## Set problem
State the number of lines that contain the word "landscape", and add nothing else.

## Dataset records
☆ ☆ ☆

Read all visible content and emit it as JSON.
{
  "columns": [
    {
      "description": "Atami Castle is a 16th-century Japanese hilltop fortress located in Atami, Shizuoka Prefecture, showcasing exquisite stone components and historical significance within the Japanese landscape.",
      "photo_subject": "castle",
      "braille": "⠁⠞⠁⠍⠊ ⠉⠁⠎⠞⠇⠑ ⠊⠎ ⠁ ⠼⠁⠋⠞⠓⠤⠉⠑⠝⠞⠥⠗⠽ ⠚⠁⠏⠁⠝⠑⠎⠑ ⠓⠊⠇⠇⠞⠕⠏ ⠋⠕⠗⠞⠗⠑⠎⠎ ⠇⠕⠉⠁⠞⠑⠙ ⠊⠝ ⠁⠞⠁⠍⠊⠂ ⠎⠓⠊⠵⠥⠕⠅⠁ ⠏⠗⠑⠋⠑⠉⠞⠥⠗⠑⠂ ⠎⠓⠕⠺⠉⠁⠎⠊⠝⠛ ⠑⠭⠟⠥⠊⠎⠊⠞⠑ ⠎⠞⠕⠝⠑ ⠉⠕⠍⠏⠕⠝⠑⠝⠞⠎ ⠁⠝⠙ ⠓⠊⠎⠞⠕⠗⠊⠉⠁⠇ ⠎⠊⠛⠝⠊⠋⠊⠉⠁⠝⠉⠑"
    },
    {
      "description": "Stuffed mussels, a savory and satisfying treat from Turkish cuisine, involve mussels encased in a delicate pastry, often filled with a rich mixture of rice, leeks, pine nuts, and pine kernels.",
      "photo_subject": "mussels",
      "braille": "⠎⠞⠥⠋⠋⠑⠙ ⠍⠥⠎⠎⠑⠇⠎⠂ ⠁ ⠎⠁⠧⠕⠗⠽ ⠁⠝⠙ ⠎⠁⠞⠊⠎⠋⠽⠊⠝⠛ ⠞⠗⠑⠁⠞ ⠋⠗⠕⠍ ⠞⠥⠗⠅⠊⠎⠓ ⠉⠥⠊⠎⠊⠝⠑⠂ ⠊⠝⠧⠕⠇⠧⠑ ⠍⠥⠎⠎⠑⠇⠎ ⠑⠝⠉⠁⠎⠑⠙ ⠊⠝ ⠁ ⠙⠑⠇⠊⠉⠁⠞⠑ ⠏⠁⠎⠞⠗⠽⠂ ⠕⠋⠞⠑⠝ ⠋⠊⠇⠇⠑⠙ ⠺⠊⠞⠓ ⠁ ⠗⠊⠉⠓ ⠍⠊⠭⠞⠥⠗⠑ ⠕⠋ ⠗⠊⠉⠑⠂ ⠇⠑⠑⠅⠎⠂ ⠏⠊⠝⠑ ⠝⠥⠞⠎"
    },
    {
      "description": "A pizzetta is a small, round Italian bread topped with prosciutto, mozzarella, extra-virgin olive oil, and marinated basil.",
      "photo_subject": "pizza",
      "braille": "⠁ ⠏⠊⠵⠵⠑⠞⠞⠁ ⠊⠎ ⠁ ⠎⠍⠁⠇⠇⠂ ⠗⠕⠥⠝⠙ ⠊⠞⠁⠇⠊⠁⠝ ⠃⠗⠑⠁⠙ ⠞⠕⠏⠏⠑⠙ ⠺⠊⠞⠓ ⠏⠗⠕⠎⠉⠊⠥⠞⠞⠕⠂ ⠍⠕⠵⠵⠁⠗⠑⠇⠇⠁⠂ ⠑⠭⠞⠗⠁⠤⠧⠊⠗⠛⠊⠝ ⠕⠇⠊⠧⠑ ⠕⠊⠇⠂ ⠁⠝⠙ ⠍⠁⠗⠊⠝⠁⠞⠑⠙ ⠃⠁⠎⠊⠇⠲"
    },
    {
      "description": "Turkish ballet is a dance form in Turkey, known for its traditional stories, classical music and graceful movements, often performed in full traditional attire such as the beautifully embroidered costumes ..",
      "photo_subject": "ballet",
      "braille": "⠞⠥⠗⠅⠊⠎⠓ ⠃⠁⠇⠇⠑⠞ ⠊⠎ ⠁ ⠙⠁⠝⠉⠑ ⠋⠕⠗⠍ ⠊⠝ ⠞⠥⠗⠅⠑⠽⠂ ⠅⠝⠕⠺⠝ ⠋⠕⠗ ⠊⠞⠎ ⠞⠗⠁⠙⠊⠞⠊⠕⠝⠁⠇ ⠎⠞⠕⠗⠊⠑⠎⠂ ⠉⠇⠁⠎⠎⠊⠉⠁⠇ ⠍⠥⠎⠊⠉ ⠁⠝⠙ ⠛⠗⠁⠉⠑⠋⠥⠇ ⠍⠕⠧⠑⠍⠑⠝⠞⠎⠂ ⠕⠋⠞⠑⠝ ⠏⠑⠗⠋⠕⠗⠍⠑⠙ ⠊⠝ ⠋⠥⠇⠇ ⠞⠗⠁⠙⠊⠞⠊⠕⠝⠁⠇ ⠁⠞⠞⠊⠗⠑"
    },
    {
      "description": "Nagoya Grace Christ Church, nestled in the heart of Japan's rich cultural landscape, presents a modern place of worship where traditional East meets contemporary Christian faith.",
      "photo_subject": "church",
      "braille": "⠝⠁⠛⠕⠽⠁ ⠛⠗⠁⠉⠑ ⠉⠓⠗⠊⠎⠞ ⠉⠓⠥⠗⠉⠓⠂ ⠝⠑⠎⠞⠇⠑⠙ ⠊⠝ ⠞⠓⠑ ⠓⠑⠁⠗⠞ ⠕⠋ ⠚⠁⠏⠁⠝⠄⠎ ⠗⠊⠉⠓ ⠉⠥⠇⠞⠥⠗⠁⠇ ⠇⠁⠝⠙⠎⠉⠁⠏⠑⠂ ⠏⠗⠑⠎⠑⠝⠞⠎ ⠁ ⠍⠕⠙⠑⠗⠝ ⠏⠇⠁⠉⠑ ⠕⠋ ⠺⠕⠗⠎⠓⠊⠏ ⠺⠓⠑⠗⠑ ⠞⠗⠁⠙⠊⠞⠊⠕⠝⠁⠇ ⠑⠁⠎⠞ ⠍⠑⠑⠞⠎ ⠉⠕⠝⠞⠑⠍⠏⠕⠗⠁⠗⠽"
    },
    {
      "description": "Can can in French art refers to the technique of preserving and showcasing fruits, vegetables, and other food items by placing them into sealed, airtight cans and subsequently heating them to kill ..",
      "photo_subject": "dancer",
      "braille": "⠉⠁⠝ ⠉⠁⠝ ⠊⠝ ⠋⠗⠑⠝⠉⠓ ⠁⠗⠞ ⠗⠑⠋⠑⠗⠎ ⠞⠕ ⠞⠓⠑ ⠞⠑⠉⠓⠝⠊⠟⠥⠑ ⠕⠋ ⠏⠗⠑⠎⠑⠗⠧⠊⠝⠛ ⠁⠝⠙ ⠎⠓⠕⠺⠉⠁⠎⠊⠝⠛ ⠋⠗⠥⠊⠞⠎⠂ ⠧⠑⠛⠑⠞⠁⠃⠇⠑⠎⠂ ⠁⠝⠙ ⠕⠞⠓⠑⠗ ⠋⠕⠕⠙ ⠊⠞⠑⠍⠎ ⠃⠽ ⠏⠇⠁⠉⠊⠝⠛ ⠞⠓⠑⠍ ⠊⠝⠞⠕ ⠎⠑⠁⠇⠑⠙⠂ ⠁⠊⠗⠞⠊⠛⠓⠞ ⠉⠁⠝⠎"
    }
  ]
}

☆ ☆ ☆

## Output for this exercise
2